-- START Source material --

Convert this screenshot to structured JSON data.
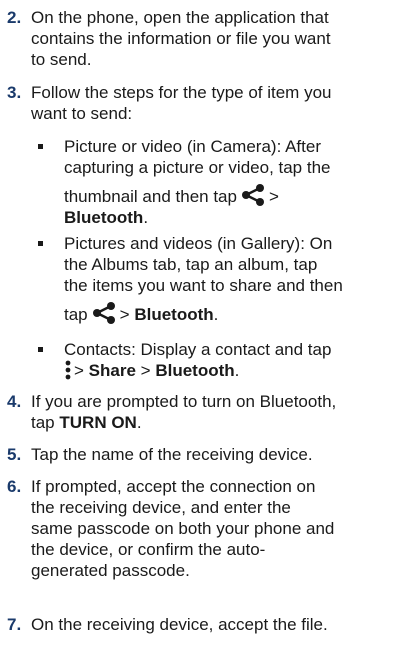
{
  "steps": [
    {
      "num": "2.",
      "lines": [
        "On the phone, open the application that",
        "contains the information or file you want",
        "to send."
      ]
    },
    {
      "num": "3.",
      "lines": [
        "Follow the steps for the type of item you",
        "want to send:"
      ],
      "bullets": [
        {
          "lines": [
            "Picture or video (in Camera): After",
            "capturing a picture or video, tap the"
          ],
          "tail_text": "thumbnail and then tap",
          "tail_sep": ">",
          "tail_bold": "Bluetooth",
          "tail_end": ".",
          "tail_icon": "share-icon"
        },
        {
          "lines": [
            "Pictures and videos (in Gallery): On",
            "the Albums tab, tap an album, tap",
            "the items you want to share and then"
          ],
          "tail_text": "tap",
          "tail_sep": ">",
          "tail_bold": "Bluetooth",
          "tail_end": ".",
          "tail_icon": "share-icon"
        },
        {
          "lines": [
            "Contacts: Display a contact and tap"
          ],
          "tail_sep": ">",
          "tail_bold1": "Share",
          "tail_sep2": ">",
          "tail_bold": "Bluetooth",
          "tail_end": ".",
          "tail_icon": "menu-more-icon"
        }
      ]
    },
    {
      "num": "4.",
      "lines": [
        "If you are prompted to turn on Bluetooth,"
      ],
      "line2_text": "tap",
      "line2_bold": "TURN ON",
      "line2_end": "."
    },
    {
      "num": "5.",
      "lines": [
        "Tap the name of the receiving device."
      ]
    },
    {
      "num": "6.",
      "lines": [
        "If prompted, accept the connection on",
        "the receiving device, and enter the",
        "same passcode on both your phone and",
        "the device, or confirm the auto-",
        "generated passcode."
      ]
    },
    {
      "num": "7.",
      "lines": [
        "On the receiving device, accept the file."
      ]
    }
  ]
}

-- END Source material --

Stated goal: Select every line in the material above where the string "then" occurs, and copy it.

Answer for the task:
          "tail_text": "thumbnail and then tap",
            "the items you want to share and then"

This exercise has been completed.